• [Task to complete]:
Each record is to be transcribed exactly.

━━ Records to process ━━

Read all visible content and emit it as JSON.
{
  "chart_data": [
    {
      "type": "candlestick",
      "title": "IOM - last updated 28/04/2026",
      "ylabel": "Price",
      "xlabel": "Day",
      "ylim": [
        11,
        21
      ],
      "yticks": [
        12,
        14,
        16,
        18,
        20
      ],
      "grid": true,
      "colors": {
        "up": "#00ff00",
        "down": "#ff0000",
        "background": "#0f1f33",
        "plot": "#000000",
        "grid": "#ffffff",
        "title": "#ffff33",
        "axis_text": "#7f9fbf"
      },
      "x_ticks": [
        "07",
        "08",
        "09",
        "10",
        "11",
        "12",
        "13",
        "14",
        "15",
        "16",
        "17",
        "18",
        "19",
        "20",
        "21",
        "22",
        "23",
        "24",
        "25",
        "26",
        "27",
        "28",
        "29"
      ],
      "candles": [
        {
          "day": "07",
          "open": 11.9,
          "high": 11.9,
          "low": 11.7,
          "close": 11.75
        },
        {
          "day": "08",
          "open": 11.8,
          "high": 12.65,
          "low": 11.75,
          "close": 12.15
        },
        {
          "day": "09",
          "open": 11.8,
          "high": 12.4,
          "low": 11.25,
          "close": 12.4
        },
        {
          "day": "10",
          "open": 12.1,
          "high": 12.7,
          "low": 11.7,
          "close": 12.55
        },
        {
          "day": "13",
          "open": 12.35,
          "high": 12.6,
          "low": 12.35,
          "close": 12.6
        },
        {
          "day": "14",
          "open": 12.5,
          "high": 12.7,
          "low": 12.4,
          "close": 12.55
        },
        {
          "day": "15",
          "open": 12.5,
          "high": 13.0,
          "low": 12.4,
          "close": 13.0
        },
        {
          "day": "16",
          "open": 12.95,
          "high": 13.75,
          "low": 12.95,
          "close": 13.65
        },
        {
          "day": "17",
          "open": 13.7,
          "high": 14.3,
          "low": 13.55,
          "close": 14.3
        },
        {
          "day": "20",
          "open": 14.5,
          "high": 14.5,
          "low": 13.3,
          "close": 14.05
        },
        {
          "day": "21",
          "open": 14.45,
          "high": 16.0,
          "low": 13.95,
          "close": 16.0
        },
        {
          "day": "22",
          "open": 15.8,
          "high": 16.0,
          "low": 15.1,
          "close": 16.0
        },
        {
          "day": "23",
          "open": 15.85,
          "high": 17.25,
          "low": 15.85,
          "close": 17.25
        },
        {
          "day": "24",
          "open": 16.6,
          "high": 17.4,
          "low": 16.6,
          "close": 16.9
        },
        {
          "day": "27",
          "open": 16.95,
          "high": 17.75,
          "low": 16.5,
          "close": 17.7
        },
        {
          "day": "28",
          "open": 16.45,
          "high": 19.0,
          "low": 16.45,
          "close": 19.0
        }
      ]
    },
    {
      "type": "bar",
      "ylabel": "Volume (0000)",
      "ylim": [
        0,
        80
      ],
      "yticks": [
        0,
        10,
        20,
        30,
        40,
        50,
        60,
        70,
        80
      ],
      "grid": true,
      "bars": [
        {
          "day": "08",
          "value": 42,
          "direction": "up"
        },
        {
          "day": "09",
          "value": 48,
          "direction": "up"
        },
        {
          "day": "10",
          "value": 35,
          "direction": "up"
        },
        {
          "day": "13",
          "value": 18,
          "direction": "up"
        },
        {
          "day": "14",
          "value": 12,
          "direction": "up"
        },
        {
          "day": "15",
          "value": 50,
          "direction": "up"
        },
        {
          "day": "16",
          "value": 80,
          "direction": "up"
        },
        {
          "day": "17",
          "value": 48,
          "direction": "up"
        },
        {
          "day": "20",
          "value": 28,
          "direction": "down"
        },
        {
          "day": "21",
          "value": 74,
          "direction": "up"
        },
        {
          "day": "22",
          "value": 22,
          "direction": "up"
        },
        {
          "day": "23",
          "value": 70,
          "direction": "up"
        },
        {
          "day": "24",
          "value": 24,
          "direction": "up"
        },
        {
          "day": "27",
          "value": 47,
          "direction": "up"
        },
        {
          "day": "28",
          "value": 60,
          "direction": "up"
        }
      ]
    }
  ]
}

━━━

• [Answer to the exercise]:
Read all visible content and emit it as JSON.
{
  "chart_data": [
    {
      "type": "candlestick",
      "title": "IOM - last updated 28/04/2026",
      "ylabel": "Price",
      "xlabel": "Day",
      "ylim": [
        11,
        21
      ],
      "yticks": [
        12,
        14,
        16,
        18,
        20
      ],
      "grid": true,
      "colors": {
        "up": "#00ff00",
        "down": "#ff0000",
        "background": "#0f1f33",
        "plot": "#000000",
        "grid": "#ffffff",
        "title": "#ffff33",
        "axis_text": "#7f9fbf"
      },
      "x_ticks": [
        "07",
        "08",
        "09",
        "10",
        "11",
        "12",
        "13",
        "14",
        "15",
        "16",
        "17",
        "18",
        "19",
        "20",
        "21",
        "22",
        "23",
        "24",
        "25",
        "26",
        "27",
        "28",
        "29"
      ],
      "candles": [
        {
          "day": "07",
          "open": 11.9,
          "high": 11.9,
          "low": 11.7,
          "close": 11.75
        },
        {
          "day": "08",
          "open": 11.8,
          "high": 12.65,
          "low": 11.75,
          "close": 12.15
        },
        {
          "day": "09",
          "open": 11.8,
          "high": 12.4,
          "low": 11.25,
          "close": 12.4
        },
        {
          "day": "10",
          "open": 12.1,
          "high": 12.7,
          "low": 11.7,
          "close": 12.55
        },
        {
          "day": "13",
          "open": 12.35,
          "high": 12.6,
          "low": 12.35,
          "close": 12.6
        },
        {
          "day": "14",
          "open": 12.5,
          "high": 12.7,
          "low": 12.4,
          "close": 12.55
        },
        {
          "day": "15",
          "open": 12.5,
          "high": 13.0,
          "low": 12.4,
          "close": 13.0
        },
        {
          "day": "16",
          "open": 12.95,
          "high": 13.75,
          "low": 12.95,
          "close": 13.65
        },
        {
          "day": "17",
          "open": 13.7,
          "high": 14.3,
          "low": 13.55,
          "close": 14.3
        },
        {
          "day": "20",
          "open": 14.5,
          "high": 14.5,
          "low": 13.3,
          "close": 14.05
        },
        {
          "day": "21",
          "open": 14.45,
          "high": 16.0,
          "low": 13.95,
          "close": 16.0
        },
        {
          "day": "22",
          "open": 15.8,
          "high": 16.0,
          "low": 15.1,
          "close": 16.0
        },
        {
          "day": "23",
          "open": 15.85,
          "high": 17.25,
          "low": 15.85,
          "close": 17.25
        },
        {
          "day": "24",
          "open": 16.6,
          "high": 17.4,
          "low": 16.6,
          "close": 16.9
        },
        {
          "day": "27",
          "open": 16.95,
          "high": 17.75,
          "low": 16.5,
          "close": 17.7
        },
        {
          "day": "28",
          "open": 16.45,
          "high": 19.0,
          "low": 16.45,
          "close": 19.0
        }
      ]
    },
    {
      "type": "bar",
      "ylabel": "Volume (0000)",
      "ylim": [
        0,
        80
      ],
      "yticks": [
        0,
        10,
        20,
        30,
        40,
        50,
        60,
        70,
        80
      ],
      "grid": true,
      "bars": [
        {
          "day": "08",
          "value": 42,
          "direction": "up"
        },
        {
          "day": "09",
          "value": 48,
          "direction": "up"
        },
        {
          "day": "10",
          "value": 35,
          "direction": "up"
        },
        {
          "day": "13",
          "value": 18,
          "direction": "up"
        },
        {
          "day": "14",
          "value": 12,
          "direction": "up"
        },
        {
          "day": "15",
          "value": 50,
          "direction": "up"
        },
        {
          "day": "16",
          "value": 80,
          "direction": "up"
        },
        {
          "day": "17",
          "value": 48,
          "direction": "up"
        },
        {
          "day": "20",
          "value": 28,
          "direction": "down"
        },
        {
          "day": "21",
          "value": 74,
          "direction": "up"
        },
        {
          "day": "22",
          "value": 22,
          "direction": "up"
        },
        {
          "day": "23",
          "value": 70,
          "direction": "up"
        },
        {
          "day": "24",
          "value": 24,
          "direction": "up"
        },
        {
          "day": "27",
          "value": 47,
          "direction": "up"
        },
        {
          "day": "28",
          "value": 60,
          "direction": "up"
        }
      ]
    }
  ]
}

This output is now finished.